--- STATED TASK ---
Repeat every record below exactly, omitting any pictures.

Records:
---+---

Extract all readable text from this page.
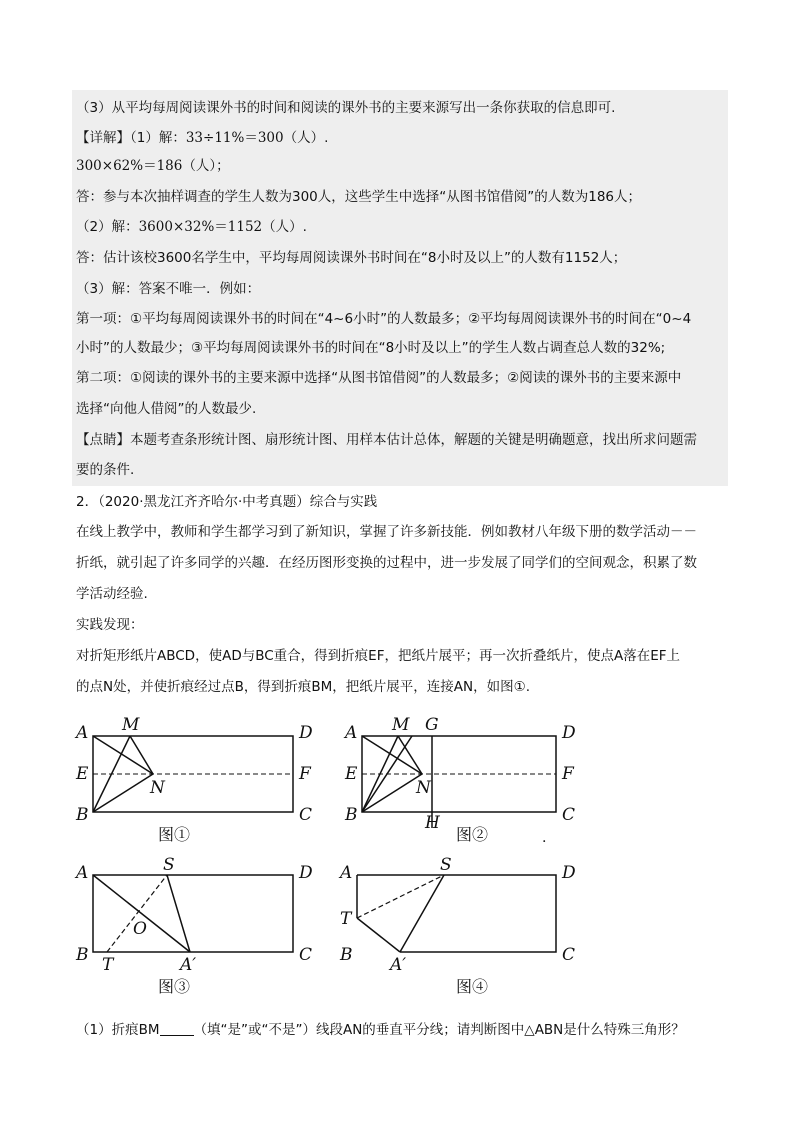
（3）从平均每周阅读课外书的时间和阅读的课外书的主要来源写出一条你获取的信息即可.
【详解】（1）解：33÷11%＝300（人）.
300×62%＝186（人）；
答：参与本次抽样调查的学生人数为300人，这些学生中选择“从图书馆借阅”的人数为186人；
（2）解：3600×32%＝1152（人）.
答：估计该校3600名学生中，平均每周阅读课外书时间在“8小时及以上”的人数有1152人；
（3）解：答案不唯一．例如：
第一项：①平均每周阅读课外书的时间在“4~6小时”的人数最多；②平均每周阅读课外书的时间在“0~4
小时”的人数最少；③平均每周阅读课外书的时间在“8小时及以上”的学生人数占调查总人数的32%;
第二项：①阅读的课外书的主要来源中选择“从图书馆借阅”的人数最多；②阅读的课外书的主要来源中
选择“向他人借阅”的人数最少.
【点睛】本题考查条形统计图、扇形统计图、用样本估计总体，解题的关键是明确题意，找出所求问题需
要的条件.
2．（2020·黑龙江齐齐哈尔·中考真题）综合与实践
在线上教学中，教师和学生都学习到了新知识，掌握了许多新技能．例如教材八年级下册的数学活动－－
折纸，就引起了许多同学的兴趣．在经历图形变换的过程中，进一步发展了同学们的空间观念，积累了数
学活动经验.
实践发现：
对折矩形纸片ABCD，使AD与BC重合，得到折痕EF，把纸片展平；再一次折叠纸片，使点A落在EF上
的点N处，并使折痕经过点B，得到折痕BM，把纸片展平，连接AN，如图①.
A
B	C
D
E	F
M
N
图①
A
B	C
D
E	F
M G
N
H
图②	.
A
B	C
D
S
O
T	A′
图③
A
B	C
D
S
T
A′
图④
（1）折痕BM	（填“是”或“不是”）线段AN的垂直平分线；请判断图中△ABN是什么特殊三角形？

---+---

--- CORRECT RESULT ---
Extract all readable text from this page.
（3）从平均每周阅读课外书的时间和阅读的课外书的主要来源写出一条你获取的信息即可.
【详解】（1）解：33÷11%＝300（人）.
300×62%＝186（人）；
答：参与本次抽样调查的学生人数为300人，这些学生中选择“从图书馆借阅”的人数为186人；
（2）解：3600×32%＝1152（人）.
答：估计该校3600名学生中，平均每周阅读课外书时间在“8小时及以上”的人数有1152人；
（3）解：答案不唯一．例如：
第一项：①平均每周阅读课外书的时间在“4~6小时”的人数最多；②平均每周阅读课外书的时间在“0~4
小时”的人数最少；③平均每周阅读课外书的时间在“8小时及以上”的学生人数占调查总人数的32%;
第二项：①阅读的课外书的主要来源中选择“从图书馆借阅”的人数最多；②阅读的课外书的主要来源中
选择“向他人借阅”的人数最少.
【点睛】本题考查条形统计图、扇形统计图、用样本估计总体，解题的关键是明确题意，找出所求问题需
要的条件.
2．（2020·黑龙江齐齐哈尔·中考真题）综合与实践
在线上教学中，教师和学生都学习到了新知识，掌握了许多新技能．例如教材八年级下册的数学活动－－
折纸，就引起了许多同学的兴趣．在经历图形变换的过程中，进一步发展了同学们的空间观念，积累了数
学活动经验.
实践发现：
对折矩形纸片ABCD，使AD与BC重合，得到折痕EF，把纸片展平；再一次折叠纸片，使点A落在EF上
的点N处，并使折痕经过点B，得到折痕BM，把纸片展平，连接AN，如图①.
A
B	C
D
E	F
M
N
图①
A
B	C
D
E	F
M G
N
H
图②	.
A
B	C
D
S
O
T	A′
图③
A
B	C
D
S
T
A′
图④
（1）折痕BM	（填“是”或“不是”）线段AN的垂直平分线；请判断图中△ABN是什么特殊三角形？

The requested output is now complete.